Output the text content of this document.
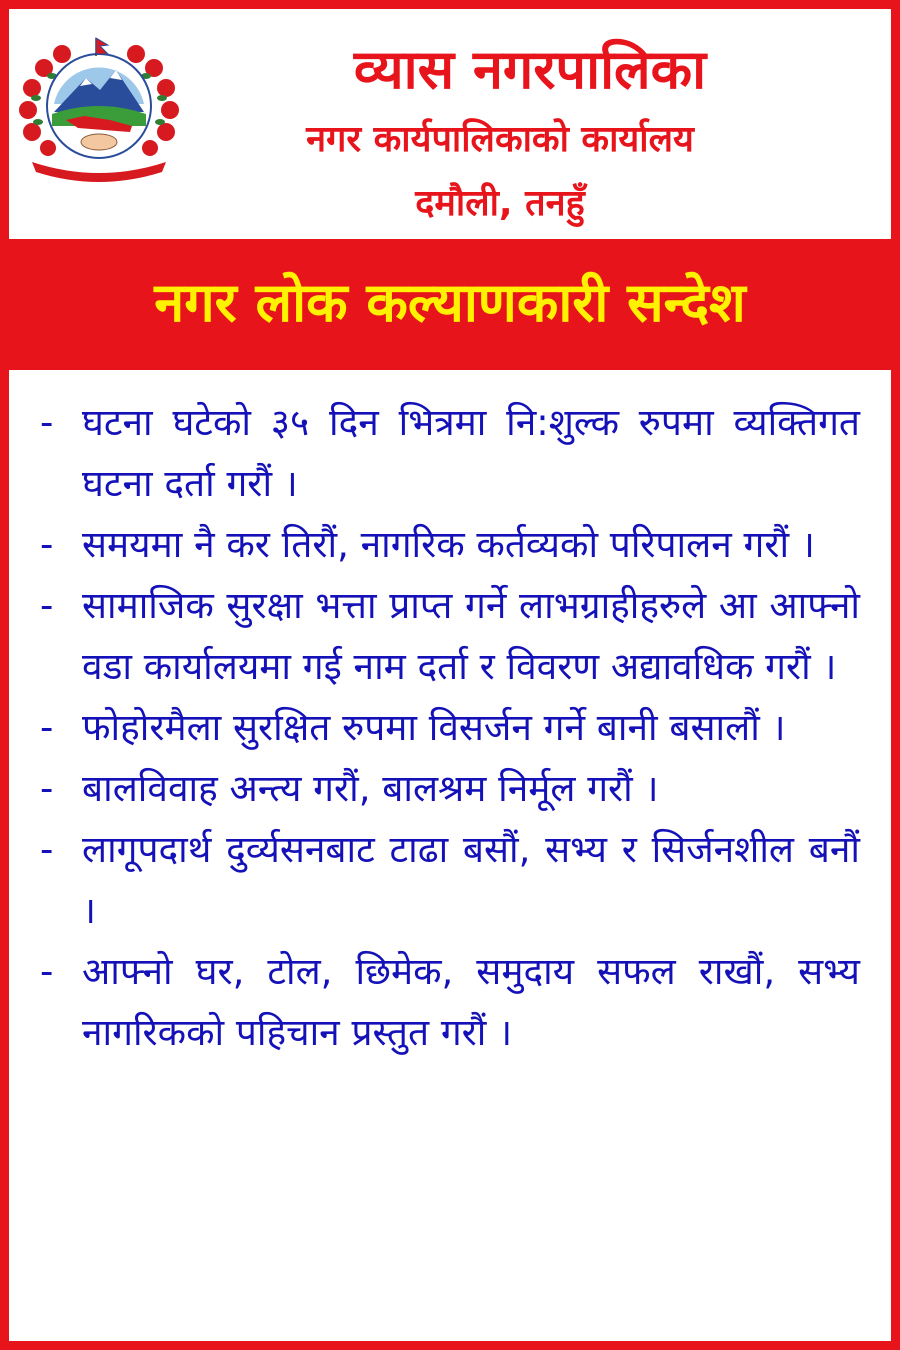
व्यास नगरपालिका
नगर कार्यपालिकाको कार्यालय
दमौली, तनहुँ
नगर लोक कल्याणकारी सन्देश
- घटना घटेको ३५ दिन भित्रमा नि:शुल्क रुपमा व्यक्तिगत घटना दर्ता गरौं ।
- समयमा नै कर तिरौं, नागरिक कर्तव्यको परिपालन गरौं ।
- सामाजिक सुरक्षा भत्ता प्राप्त गर्ने लाभग्राहीहरुले आ आफ्नो वडा कार्यालयमा गई नाम दर्ता र विवरण अद्यावधिक गरौं ।
- फोहोरमैला सुरक्षित रुपमा विसर्जन गर्ने बानी बसालौं ।
- बालविवाह अन्त्य गरौं, बालश्रम निर्मूल गरौं ।
- लागूपदार्थ दुर्व्यसनबाट टाढा बसौं, सभ्य र सिर्जनशील बनौं ।
- आफ्नो घर, टोल, छिमेक, समुदाय सफल राखौं, सभ्य नागरिकको पहिचान प्रस्तुत गरौं ।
________________
**Exercise directions:**
Copy the material exactly. Do not include the pictures.

**Reply:**
Output the text content of this document.
व्यास नगरपालिका
नगर कार्यपालिकाको कार्यालय
दमौली, तनहुँ
नगर लोक कल्याणकारी सन्देश
- घटना घटेको ३५ दिन भित्रमा नि:शुल्क रुपमा व्यक्तिगत घटना दर्ता गरौं ।
- समयमा नै कर तिरौं, नागरिक कर्तव्यको परिपालन गरौं ।
- सामाजिक सुरक्षा भत्ता प्राप्त गर्ने लाभग्राहीहरुले आ आफ्नो वडा कार्यालयमा गई नाम दर्ता र विवरण अद्यावधिक गरौं ।
- फोहोरमैला सुरक्षित रुपमा विसर्जन गर्ने बानी बसालौं ।
- बालविवाह अन्त्य गरौं, बालश्रम निर्मूल गरौं ।
- लागूपदार्थ दुर्व्यसनबाट टाढा बसौं, सभ्य र सिर्जनशील बनौं ।
- आफ्नो घर, टोल, छिमेक, समुदाय सफल राखौं, सभ्य नागरिकको पहिचान प्रस्तुत गरौं ।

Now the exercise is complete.